_Task objective_.
For each line that holds "name", copy the line out.

Records from a collection of figures
########

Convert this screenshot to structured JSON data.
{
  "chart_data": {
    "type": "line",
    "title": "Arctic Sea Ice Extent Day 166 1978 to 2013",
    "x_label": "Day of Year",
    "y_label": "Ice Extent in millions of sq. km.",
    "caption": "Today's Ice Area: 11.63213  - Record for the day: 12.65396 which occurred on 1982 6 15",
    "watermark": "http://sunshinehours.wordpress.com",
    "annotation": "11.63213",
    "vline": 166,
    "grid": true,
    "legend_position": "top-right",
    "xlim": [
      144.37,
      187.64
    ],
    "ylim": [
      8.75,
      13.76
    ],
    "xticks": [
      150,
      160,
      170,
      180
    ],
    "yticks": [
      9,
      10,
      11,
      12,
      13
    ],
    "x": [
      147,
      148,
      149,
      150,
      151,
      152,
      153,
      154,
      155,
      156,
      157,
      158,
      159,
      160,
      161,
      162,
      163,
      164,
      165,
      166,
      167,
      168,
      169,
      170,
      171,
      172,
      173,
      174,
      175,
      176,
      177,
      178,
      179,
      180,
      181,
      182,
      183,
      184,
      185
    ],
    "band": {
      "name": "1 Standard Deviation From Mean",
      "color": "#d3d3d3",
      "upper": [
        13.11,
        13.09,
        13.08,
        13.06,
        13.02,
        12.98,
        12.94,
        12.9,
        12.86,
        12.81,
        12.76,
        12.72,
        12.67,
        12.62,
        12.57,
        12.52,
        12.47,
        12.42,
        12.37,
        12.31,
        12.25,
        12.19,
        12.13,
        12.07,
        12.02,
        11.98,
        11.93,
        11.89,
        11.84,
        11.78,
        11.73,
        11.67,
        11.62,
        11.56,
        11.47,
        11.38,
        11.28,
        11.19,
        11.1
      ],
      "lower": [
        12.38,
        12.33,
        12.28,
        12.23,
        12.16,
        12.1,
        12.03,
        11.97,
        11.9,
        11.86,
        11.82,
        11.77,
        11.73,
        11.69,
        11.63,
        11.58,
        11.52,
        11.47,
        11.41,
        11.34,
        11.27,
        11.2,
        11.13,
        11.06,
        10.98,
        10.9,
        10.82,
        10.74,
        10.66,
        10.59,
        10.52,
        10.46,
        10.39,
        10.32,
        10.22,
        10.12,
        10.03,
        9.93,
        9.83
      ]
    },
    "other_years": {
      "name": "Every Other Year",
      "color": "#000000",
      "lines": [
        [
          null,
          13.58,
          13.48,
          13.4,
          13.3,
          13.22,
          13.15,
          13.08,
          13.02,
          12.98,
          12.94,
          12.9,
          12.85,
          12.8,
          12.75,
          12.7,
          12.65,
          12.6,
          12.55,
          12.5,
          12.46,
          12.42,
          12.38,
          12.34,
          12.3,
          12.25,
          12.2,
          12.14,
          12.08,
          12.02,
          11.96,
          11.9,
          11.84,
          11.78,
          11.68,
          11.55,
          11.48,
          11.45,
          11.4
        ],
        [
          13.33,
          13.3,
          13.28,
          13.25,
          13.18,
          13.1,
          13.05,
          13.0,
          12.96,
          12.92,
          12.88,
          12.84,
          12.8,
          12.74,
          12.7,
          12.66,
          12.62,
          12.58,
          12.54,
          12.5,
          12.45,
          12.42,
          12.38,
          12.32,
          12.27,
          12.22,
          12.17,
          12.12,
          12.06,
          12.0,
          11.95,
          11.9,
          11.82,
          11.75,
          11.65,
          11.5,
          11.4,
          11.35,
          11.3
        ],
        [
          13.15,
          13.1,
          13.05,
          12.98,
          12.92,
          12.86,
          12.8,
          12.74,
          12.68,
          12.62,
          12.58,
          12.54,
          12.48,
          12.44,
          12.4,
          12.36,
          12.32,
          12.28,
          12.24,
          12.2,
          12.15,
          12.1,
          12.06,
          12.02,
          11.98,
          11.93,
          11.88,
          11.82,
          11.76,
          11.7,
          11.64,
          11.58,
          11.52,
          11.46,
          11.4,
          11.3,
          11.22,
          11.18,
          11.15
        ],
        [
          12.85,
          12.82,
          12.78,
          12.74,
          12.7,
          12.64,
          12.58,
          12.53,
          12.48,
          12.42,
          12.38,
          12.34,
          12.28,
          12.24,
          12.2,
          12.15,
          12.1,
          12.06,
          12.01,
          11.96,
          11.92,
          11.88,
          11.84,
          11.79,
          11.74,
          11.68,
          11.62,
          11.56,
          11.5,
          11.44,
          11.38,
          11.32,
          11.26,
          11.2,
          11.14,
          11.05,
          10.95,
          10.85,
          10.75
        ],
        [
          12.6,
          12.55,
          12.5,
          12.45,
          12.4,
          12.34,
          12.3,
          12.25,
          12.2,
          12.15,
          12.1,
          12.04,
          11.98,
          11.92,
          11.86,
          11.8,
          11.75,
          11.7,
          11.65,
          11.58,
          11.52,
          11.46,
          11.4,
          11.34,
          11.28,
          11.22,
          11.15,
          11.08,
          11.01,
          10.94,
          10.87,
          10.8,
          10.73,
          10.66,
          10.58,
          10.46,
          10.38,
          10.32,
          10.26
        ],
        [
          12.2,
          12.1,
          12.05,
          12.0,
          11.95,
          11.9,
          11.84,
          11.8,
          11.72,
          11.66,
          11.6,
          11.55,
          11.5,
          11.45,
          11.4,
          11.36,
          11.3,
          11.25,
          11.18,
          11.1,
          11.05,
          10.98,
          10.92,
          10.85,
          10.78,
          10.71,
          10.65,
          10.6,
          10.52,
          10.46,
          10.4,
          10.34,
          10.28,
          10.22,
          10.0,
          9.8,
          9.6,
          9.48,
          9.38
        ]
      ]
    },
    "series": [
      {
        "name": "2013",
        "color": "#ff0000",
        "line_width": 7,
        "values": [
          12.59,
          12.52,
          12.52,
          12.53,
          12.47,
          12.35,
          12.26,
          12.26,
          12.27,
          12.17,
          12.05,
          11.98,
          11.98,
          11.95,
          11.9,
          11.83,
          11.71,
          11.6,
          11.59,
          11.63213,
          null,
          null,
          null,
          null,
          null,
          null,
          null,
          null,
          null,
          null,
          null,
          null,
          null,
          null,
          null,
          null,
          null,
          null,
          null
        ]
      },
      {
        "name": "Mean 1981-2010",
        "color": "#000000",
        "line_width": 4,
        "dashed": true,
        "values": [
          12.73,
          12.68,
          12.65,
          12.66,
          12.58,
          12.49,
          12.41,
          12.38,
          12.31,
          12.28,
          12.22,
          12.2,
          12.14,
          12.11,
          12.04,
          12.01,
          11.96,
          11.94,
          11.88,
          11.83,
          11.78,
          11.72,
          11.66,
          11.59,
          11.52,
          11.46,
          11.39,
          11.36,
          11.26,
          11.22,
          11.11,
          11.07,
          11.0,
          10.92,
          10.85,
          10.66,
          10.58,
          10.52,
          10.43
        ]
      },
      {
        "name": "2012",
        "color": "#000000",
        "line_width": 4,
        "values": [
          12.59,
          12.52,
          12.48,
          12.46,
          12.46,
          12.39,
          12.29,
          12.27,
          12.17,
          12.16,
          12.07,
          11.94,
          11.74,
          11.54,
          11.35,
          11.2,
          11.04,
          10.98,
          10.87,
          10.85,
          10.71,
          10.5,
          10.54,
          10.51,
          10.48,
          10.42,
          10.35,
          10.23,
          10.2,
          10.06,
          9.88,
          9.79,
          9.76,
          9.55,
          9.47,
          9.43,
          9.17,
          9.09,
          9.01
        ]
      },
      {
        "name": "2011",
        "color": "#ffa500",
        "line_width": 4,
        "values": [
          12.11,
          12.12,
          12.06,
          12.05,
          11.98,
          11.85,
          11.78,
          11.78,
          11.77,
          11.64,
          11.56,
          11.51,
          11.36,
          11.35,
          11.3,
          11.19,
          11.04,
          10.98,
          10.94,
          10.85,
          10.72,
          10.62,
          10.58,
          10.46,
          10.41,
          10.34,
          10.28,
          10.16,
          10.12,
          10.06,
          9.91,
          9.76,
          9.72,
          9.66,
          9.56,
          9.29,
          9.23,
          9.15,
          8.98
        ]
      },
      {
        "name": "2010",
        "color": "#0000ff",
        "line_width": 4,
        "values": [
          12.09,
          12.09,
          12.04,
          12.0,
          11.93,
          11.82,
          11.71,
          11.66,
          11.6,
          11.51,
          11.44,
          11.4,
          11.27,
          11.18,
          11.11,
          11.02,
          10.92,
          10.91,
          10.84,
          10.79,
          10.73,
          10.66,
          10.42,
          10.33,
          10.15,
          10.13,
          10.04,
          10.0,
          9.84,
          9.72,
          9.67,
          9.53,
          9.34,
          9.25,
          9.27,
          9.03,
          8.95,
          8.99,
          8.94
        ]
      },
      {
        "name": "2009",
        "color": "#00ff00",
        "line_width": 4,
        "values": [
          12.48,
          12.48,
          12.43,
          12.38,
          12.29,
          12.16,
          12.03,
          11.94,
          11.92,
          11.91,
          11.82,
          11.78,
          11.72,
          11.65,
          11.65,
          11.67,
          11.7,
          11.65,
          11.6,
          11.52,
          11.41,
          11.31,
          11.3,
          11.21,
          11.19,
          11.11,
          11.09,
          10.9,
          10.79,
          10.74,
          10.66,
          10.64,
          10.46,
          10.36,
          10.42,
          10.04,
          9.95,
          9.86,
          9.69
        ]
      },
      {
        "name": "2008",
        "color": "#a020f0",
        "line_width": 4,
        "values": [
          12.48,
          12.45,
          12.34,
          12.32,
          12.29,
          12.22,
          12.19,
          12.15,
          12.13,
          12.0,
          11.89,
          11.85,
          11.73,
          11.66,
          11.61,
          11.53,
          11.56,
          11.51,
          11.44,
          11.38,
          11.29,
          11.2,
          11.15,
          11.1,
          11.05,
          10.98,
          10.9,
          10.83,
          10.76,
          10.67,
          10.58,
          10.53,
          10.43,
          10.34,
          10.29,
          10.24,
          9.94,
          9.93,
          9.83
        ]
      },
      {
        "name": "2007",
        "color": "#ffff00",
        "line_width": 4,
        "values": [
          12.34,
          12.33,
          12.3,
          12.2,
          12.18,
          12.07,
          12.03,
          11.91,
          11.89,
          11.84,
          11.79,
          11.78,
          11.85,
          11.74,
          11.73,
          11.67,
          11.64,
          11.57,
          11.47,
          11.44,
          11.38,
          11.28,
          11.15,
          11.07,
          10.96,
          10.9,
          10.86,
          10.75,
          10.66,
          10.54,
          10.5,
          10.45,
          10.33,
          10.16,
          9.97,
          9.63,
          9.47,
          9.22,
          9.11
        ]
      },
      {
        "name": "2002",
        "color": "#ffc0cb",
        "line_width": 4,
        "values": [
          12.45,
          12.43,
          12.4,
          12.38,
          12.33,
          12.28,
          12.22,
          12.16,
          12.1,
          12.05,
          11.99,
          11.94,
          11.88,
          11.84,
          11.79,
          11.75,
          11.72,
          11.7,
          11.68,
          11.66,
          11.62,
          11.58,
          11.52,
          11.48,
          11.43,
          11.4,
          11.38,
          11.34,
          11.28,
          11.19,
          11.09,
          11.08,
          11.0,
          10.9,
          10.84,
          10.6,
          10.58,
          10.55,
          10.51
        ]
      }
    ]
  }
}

########

_Written solution_.
      "name": "1 Standard Deviation From Mean",
      "name": "Every Other Year",
        "name": "2013",
        "name": "Mean 1981-2010",
        "name": "2012",
        "name": "2011",
        "name": "2010",
        "name": "2009",
        "name": "2008",
        "name": "2007",
        "name": "2002",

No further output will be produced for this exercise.